- [Provided information]:
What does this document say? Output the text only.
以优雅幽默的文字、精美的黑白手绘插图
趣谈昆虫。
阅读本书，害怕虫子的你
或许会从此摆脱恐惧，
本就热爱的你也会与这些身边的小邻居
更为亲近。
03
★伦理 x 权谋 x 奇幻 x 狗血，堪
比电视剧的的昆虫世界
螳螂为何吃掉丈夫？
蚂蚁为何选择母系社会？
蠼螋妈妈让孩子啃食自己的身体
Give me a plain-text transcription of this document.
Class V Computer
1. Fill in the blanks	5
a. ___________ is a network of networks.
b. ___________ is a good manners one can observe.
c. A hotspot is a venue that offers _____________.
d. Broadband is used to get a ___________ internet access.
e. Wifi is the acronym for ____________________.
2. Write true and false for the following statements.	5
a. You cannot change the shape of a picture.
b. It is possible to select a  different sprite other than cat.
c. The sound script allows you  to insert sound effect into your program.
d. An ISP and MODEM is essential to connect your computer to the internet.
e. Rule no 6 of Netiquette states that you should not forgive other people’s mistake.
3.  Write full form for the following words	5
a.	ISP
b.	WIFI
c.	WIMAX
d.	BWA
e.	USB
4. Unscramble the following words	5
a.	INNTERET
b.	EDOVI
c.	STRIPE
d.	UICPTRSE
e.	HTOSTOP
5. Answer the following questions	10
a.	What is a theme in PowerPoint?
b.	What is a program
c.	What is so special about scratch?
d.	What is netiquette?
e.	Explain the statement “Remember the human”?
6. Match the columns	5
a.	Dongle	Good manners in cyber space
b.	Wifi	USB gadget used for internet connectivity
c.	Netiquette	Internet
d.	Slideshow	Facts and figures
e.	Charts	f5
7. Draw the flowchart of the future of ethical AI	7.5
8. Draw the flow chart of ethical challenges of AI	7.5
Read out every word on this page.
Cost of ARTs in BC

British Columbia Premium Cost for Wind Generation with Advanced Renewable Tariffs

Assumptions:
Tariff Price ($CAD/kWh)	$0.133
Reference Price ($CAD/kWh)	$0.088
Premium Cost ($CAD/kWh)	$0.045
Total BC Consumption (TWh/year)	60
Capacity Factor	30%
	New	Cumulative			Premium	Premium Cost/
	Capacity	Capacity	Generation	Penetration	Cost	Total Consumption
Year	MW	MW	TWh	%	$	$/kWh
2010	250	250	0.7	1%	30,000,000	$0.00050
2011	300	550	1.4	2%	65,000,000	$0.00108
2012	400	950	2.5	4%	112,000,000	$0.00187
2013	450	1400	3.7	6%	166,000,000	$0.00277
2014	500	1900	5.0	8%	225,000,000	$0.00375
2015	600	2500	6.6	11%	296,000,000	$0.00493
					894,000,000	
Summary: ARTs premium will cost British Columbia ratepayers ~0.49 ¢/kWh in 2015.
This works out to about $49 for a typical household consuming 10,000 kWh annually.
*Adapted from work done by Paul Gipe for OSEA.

- [Task to carry out]:
Extract the complete listing verbatim.

- [Response to the exercise]:
What does this document say? Output the text only.
以优雅幽默的文字、精美的黑白手绘插图
趣谈昆虫。
阅读本书，害怕虫子的你
或许会从此摆脱恐惧，
本就热爱的你也会与这些身边的小邻居
更为亲近。
03
★伦理 x 权谋 x 奇幻 x 狗血，堪
比电视剧的的昆虫世界
螳螂为何吃掉丈夫？
蚂蚁为何选择母系社会？
蠼螋妈妈让孩子啃食自己的身体
Give me a plain-text transcription of this document.
Class V Computer
1. Fill in the blanks	5
a. ___________ is a network of networks.
b. ___________ is a good manners one can observe.
c. A hotspot is a venue that offers _____________.
d. Broadband is used to get a ___________ internet access.
e. Wifi is the acronym for ____________________.
2. Write true and false for the following statements.	5
a. You cannot change the shape of a picture.
b. It is possible to select a  different sprite other than cat.
c. The sound script allows you  to insert sound effect into your program.
d. An ISP and MODEM is essential to connect your computer to the internet.
e. Rule no 6 of Netiquette states that you should not forgive other people’s mistake.
3.  Write full form for the following words	5
a.	ISP
b.	WIFI
c.	WIMAX
d.	BWA
e.	USB
4. Unscramble the following words	5
a.	INNTERET
b.	EDOVI
c.	STRIPE
d.	UICPTRSE
e.	HTOSTOP
5. Answer the following questions	10
a.	What is a theme in PowerPoint?
b.	What is a program
c.	What is so special about scratch?
d.	What is netiquette?
e.	Explain the statement “Remember the human”?
6. Match the columns	5
a.	Dongle	Good manners in cyber space
b.	Wifi	USB gadget used for internet connectivity
c.	Netiquette	Internet
d.	Slideshow	Facts and figures
e.	Charts	f5
7. Draw the flowchart of the future of ethical AI	7.5
8. Draw the flow chart of ethical challenges of AI	7.5
Read out every word on this page.
Cost of ARTs in BC

British Columbia Premium Cost for Wind Generation with Advanced Renewable Tariffs

Assumptions:
Tariff Price ($CAD/kWh)	$0.133
Reference Price ($CAD/kWh)	$0.088
Premium Cost ($CAD/kWh)	$0.045
Total BC Consumption (TWh/year)	60
Capacity Factor	30%
	New	Cumulative			Premium	Premium Cost/
	Capacity	Capacity	Generation	Penetration	Cost	Total Consumption
Year	MW	MW	TWh	%	$	$/kWh
2010	250	250	0.7	1%	30,000,000	$0.00050
2011	300	550	1.4	2%	65,000,000	$0.00108
2012	400	950	2.5	4%	112,000,000	$0.00187
2013	450	1400	3.7	6%	166,000,000	$0.00277
2014	500	1900	5.0	8%	225,000,000	$0.00375
2015	600	2500	6.6	11%	296,000,000	$0.00493
					894,000,000	
Summary: ARTs premium will cost British Columbia ratepayers ~0.49 ¢/kWh in 2015.
This works out to about $49 for a typical household consuming 10,000 kWh annually.
*Adapted from work done by Paul Gipe for OSEA.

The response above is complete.